Transcribe the entries that follow, word for word.

(Figure record extracts)
# # # #
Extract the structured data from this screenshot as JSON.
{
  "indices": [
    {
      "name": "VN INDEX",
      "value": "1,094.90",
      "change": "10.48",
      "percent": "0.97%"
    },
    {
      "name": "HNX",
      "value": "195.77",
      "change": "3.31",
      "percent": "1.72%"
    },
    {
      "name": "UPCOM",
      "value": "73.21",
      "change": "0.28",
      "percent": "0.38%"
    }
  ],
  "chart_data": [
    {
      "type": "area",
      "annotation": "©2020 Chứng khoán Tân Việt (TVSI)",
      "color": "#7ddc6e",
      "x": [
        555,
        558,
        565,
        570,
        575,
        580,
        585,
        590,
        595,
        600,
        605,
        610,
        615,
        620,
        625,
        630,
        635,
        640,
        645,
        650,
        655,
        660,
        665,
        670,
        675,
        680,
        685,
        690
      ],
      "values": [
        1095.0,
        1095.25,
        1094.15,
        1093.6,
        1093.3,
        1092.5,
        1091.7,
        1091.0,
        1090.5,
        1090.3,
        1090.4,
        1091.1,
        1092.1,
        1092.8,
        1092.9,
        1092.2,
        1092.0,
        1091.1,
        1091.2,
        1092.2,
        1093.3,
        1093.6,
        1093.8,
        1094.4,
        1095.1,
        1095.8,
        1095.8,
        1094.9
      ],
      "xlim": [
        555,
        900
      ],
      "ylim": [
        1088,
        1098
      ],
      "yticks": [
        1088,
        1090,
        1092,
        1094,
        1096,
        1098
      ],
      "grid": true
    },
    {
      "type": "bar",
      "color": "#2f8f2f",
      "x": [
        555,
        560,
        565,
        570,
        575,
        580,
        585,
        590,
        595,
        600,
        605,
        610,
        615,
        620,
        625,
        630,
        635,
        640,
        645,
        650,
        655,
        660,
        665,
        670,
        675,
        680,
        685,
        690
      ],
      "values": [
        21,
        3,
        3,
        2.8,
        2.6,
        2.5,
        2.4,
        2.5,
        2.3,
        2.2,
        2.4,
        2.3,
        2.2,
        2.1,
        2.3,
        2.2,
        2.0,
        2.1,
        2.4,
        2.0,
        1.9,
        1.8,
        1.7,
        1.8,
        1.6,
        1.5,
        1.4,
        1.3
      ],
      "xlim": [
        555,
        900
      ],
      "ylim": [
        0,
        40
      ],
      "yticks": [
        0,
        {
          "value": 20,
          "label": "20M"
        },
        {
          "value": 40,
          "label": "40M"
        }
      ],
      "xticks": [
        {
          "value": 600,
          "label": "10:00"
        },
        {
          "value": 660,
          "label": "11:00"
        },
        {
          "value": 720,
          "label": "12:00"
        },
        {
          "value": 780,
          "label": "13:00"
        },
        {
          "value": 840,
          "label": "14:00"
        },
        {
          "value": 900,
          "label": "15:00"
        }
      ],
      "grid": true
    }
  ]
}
# # # #
__Full solution__.
Extract the structured data from this screenshot as JSON.
{
  "indices": [
    {
      "name": "VN INDEX",
      "value": "1,094.90",
      "change": "10.48",
      "percent": "0.97%"
    },
    {
      "name": "HNX",
      "value": "195.77",
      "change": "3.31",
      "percent": "1.72%"
    },
    {
      "name": "UPCOM",
      "value": "73.21",
      "change": "0.28",
      "percent": "0.38%"
    }
  ],
  "chart_data": [
    {
      "type": "area",
      "annotation": "©2020 Chứng khoán Tân Việt (TVSI)",
      "color": "#7ddc6e",
      "x": [
        555,
        558,
        565,
        570,
        575,
        580,
        585,
        590,
        595,
        600,
        605,
        610,
        615,
        620,
        625,
        630,
        635,
        640,
        645,
        650,
        655,
        660,
        665,
        670,
        675,
        680,
        685,
        690
      ],
      "values": [
        1095.0,
        1095.25,
        1094.15,
        1093.6,
        1093.3,
        1092.5,
        1091.7,
        1091.0,
        1090.5,
        1090.3,
        1090.4,
        1091.1,
        1092.1,
        1092.8,
        1092.9,
        1092.2,
        1092.0,
        1091.1,
        1091.2,
        1092.2,
        1093.3,
        1093.6,
        1093.8,
        1094.4,
        1095.1,
        1095.8,
        1095.8,
        1094.9
      ],
      "xlim": [
        555,
        900
      ],
      "ylim": [
        1088,
        1098
      ],
      "yticks": [
        1088,
        1090,
        1092,
        1094,
        1096,
        1098
      ],
      "grid": true
    },
    {
      "type": "bar",
      "color": "#2f8f2f",
      "x": [
        555,
        560,
        565,
        570,
        575,
        580,
        585,
        590,
        595,
        600,
        605,
        610,
        615,
        620,
        625,
        630,
        635,
        640,
        645,
        650,
        655,
        660,
        665,
        670,
        675,
        680,
        685,
        690
      ],
      "values": [
        21,
        3,
        3,
        2.8,
        2.6,
        2.5,
        2.4,
        2.5,
        2.3,
        2.2,
        2.4,
        2.3,
        2.2,
        2.1,
        2.3,
        2.2,
        2.0,
        2.1,
        2.4,
        2.0,
        1.9,
        1.8,
        1.7,
        1.8,
        1.6,
        1.5,
        1.4,
        1.3
      ],
      "xlim": [
        555,
        900
      ],
      "ylim": [
        0,
        40
      ],
      "yticks": [
        0,
        {
          "value": 20,
          "label": "20M"
        },
        {
          "value": 40,
          "label": "40M"
        }
      ],
      "xticks": [
        {
          "value": 600,
          "label": "10:00"
        },
        {
          "value": 660,
          "label": "11:00"
        },
        {
          "value": 720,
          "label": "12:00"
        },
        {
          "value": 780,
          "label": "13:00"
        },
        {
          "value": 840,
          "label": "14:00"
        },
        {
          "value": 900,
          "label": "15:00"
        }
      ],
      "grid": true
    }
  ]
}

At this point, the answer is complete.